* EXERCISE REQUIREMENTS *
Show, from the entries below, every line in which "object" appears.

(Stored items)
________
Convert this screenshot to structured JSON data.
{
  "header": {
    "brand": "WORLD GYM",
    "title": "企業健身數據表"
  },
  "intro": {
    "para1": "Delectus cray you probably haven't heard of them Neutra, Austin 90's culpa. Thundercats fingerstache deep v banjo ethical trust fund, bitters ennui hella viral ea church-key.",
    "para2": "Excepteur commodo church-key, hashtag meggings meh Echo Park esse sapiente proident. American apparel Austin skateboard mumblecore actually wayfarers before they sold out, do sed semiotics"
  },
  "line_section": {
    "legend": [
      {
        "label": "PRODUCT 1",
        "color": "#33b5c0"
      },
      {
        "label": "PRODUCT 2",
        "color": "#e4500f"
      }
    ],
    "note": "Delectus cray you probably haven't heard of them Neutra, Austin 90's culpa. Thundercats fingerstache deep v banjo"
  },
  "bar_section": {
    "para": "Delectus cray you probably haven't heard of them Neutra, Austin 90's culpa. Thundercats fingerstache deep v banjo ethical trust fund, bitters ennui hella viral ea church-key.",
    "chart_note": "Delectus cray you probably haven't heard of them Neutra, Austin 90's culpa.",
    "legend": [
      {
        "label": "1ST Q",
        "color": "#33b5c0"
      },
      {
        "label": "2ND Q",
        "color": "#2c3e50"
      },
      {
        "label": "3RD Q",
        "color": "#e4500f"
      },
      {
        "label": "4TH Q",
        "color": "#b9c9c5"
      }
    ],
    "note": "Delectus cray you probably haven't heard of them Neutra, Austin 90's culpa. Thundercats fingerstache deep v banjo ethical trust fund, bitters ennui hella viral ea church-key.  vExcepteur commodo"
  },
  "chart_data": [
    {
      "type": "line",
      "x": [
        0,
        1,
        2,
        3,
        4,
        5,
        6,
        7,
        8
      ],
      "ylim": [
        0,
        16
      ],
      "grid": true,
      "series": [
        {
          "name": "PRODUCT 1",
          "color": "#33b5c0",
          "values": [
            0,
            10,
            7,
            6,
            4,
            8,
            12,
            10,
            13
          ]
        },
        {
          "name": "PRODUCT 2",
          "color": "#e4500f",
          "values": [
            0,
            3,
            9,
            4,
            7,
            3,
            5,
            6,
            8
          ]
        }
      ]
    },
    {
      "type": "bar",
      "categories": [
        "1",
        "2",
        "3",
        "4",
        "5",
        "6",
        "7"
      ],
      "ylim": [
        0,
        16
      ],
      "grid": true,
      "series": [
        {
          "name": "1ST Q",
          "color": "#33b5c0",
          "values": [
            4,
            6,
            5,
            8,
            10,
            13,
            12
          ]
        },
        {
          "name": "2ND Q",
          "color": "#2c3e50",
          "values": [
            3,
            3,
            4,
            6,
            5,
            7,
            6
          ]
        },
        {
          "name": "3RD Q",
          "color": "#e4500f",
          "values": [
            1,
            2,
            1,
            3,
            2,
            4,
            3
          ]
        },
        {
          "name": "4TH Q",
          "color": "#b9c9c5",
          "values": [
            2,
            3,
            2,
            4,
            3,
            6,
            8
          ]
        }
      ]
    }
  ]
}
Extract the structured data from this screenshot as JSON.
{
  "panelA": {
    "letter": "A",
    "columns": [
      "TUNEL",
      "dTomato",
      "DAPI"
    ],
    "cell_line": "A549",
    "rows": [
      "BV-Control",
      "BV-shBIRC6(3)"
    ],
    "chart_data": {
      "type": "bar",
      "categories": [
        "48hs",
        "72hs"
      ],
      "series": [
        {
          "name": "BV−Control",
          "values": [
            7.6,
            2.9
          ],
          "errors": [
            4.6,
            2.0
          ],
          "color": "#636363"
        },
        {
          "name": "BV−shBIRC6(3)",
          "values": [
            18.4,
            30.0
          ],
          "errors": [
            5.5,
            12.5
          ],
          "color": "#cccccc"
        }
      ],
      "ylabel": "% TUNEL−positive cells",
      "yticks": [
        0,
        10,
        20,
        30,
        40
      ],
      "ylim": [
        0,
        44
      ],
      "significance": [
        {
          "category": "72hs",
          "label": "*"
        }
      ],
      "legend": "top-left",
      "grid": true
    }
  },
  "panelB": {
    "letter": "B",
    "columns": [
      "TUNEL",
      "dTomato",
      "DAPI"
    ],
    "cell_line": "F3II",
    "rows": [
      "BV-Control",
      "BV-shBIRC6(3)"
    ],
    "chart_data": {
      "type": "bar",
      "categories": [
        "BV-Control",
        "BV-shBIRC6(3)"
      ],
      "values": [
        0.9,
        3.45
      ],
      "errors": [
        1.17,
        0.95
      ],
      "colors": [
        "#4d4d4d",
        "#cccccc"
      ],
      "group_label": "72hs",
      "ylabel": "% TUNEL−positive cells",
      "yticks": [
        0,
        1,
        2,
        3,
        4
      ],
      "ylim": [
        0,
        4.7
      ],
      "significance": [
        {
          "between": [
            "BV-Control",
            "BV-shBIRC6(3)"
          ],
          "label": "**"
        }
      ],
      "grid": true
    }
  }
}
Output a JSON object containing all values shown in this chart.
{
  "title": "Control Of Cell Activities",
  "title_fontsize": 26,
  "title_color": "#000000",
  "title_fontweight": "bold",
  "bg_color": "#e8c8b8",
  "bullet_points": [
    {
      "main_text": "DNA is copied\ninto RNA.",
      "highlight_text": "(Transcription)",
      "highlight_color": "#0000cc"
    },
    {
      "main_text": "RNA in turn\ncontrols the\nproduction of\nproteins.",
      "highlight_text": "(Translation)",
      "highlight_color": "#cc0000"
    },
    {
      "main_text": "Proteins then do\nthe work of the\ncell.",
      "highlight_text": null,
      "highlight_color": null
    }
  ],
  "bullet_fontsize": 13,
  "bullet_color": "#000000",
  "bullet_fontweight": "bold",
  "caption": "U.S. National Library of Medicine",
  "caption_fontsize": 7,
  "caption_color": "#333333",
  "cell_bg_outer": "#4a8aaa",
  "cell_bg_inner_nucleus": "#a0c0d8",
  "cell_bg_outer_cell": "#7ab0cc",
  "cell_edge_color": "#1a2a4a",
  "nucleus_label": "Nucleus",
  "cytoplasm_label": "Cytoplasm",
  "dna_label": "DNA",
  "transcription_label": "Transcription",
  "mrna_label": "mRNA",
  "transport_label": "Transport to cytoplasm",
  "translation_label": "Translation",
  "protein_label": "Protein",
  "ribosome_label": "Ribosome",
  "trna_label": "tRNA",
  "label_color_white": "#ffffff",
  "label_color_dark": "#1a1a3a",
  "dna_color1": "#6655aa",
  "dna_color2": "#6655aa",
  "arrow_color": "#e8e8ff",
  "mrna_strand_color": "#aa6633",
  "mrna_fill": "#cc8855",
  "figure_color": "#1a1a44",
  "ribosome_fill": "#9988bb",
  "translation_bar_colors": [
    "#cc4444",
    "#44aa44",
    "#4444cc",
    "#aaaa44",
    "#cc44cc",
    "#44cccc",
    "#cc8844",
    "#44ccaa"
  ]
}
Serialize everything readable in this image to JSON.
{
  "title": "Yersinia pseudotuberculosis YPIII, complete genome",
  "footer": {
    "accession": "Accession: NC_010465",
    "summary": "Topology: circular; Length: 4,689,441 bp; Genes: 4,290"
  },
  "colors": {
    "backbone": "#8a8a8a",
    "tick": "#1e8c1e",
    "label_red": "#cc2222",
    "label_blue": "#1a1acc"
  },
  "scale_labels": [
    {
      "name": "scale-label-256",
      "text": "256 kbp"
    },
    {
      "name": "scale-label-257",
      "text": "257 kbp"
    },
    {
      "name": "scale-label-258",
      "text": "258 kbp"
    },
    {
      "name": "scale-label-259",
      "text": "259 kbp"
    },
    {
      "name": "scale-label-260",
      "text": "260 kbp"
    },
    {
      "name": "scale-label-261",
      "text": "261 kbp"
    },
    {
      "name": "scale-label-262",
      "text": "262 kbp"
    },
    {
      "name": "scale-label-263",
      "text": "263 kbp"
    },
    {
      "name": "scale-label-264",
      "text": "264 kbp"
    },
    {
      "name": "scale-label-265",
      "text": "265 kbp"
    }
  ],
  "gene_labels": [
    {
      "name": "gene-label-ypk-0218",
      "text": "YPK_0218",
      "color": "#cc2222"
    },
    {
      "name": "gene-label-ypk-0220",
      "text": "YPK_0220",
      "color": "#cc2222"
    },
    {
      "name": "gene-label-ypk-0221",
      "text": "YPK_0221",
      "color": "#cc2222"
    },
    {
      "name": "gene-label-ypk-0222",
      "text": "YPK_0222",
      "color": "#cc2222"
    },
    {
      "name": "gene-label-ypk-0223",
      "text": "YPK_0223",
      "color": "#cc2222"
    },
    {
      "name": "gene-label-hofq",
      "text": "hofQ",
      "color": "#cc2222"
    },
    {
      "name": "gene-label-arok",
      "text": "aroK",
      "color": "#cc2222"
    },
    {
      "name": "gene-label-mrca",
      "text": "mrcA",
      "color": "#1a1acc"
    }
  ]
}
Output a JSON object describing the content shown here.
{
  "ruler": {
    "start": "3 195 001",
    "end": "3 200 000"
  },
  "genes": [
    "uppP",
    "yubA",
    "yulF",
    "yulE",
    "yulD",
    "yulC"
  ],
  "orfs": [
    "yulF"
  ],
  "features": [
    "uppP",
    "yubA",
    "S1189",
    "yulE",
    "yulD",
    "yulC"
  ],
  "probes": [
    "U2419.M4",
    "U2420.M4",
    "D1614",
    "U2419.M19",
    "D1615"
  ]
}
________
* EXERCISE RESPONSE *
Output a JSON object containing all values shown in this chart.
Output a JSON object describing the content shown here.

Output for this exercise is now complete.